## start PROVIDED DATA

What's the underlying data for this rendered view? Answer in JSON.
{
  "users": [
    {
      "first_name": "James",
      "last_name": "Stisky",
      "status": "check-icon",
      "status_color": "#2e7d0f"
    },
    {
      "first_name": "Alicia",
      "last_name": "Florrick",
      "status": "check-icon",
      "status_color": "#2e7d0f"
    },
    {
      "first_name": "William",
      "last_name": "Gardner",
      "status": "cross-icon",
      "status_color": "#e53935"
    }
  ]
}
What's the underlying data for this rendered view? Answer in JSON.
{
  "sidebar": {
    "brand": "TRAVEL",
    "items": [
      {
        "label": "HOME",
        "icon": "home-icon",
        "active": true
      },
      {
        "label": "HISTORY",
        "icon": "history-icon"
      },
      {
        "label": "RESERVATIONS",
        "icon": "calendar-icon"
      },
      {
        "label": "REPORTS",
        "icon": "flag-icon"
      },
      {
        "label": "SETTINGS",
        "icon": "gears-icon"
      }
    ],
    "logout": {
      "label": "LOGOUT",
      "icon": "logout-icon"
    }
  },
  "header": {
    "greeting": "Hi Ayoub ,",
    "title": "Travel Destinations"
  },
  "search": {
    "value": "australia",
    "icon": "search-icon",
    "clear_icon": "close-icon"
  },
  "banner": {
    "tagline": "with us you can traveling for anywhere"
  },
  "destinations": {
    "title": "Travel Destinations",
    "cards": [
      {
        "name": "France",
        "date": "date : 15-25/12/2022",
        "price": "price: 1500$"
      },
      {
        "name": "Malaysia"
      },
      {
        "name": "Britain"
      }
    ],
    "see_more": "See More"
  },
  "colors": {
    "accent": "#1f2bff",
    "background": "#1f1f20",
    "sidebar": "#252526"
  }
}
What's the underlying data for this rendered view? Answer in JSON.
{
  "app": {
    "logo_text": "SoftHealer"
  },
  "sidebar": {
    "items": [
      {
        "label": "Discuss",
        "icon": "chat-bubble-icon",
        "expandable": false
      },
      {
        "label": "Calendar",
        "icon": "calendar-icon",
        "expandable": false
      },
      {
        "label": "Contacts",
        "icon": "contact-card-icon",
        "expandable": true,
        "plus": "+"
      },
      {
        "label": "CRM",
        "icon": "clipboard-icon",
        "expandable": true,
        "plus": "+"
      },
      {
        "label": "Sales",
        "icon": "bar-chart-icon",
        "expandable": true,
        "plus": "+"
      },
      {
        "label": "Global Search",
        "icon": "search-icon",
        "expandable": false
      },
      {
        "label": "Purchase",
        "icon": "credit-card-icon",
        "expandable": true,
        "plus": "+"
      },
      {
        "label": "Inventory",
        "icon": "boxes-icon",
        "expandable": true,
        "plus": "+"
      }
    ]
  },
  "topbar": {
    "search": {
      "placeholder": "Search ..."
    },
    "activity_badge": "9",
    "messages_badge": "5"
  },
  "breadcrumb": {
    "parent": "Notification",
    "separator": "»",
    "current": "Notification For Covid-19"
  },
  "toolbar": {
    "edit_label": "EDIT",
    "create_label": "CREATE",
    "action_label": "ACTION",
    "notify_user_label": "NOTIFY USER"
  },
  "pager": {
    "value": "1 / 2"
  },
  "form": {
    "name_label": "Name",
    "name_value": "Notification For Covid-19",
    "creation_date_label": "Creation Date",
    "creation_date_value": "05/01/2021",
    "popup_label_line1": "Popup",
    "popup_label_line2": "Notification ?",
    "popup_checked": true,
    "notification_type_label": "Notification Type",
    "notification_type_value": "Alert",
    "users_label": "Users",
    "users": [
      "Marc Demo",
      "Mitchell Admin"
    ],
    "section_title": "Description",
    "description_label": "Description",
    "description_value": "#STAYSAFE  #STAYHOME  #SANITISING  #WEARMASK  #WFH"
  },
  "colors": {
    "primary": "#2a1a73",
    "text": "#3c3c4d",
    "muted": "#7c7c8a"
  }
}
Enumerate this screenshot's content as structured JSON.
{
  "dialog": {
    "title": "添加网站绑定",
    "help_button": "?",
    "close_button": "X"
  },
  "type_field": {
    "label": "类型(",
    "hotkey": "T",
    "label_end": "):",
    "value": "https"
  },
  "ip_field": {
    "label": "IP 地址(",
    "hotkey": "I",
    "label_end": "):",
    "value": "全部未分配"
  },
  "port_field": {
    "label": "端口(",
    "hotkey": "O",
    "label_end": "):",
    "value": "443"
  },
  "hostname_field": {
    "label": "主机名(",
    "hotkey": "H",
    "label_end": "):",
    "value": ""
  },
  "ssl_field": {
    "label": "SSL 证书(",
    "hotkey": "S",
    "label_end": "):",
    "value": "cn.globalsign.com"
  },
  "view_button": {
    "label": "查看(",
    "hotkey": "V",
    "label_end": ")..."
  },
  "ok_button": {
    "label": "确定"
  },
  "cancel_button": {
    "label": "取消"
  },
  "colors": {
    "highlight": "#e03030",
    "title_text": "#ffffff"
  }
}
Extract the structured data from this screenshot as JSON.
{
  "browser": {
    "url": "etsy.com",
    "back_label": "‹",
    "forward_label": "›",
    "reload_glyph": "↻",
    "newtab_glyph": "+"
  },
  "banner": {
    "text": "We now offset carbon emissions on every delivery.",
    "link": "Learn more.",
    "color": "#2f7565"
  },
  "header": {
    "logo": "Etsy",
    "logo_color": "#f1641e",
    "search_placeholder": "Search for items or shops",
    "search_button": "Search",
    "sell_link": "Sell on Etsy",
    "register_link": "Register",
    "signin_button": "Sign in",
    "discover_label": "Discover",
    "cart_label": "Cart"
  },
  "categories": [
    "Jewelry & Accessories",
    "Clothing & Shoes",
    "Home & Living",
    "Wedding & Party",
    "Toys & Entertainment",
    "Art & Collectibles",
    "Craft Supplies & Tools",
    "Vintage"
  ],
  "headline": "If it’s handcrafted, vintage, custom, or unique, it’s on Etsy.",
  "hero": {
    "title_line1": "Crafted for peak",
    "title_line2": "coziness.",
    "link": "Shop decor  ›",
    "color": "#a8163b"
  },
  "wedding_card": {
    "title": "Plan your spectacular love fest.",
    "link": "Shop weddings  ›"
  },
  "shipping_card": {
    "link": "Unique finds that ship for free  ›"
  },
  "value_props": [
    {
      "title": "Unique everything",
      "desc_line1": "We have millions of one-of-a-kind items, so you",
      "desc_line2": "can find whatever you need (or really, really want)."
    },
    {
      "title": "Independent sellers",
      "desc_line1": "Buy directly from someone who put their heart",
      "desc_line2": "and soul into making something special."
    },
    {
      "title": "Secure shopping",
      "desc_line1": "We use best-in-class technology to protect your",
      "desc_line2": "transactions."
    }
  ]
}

## end PROVIDED DATA

Search the records above for "hotkey". Copy each line where it is found.

**RESULT BELOW:**
    "hotkey": "T",
    "hotkey": "I",
    "hotkey": "O",
    "hotkey": "H",
    "hotkey": "S",
    "hotkey": "V",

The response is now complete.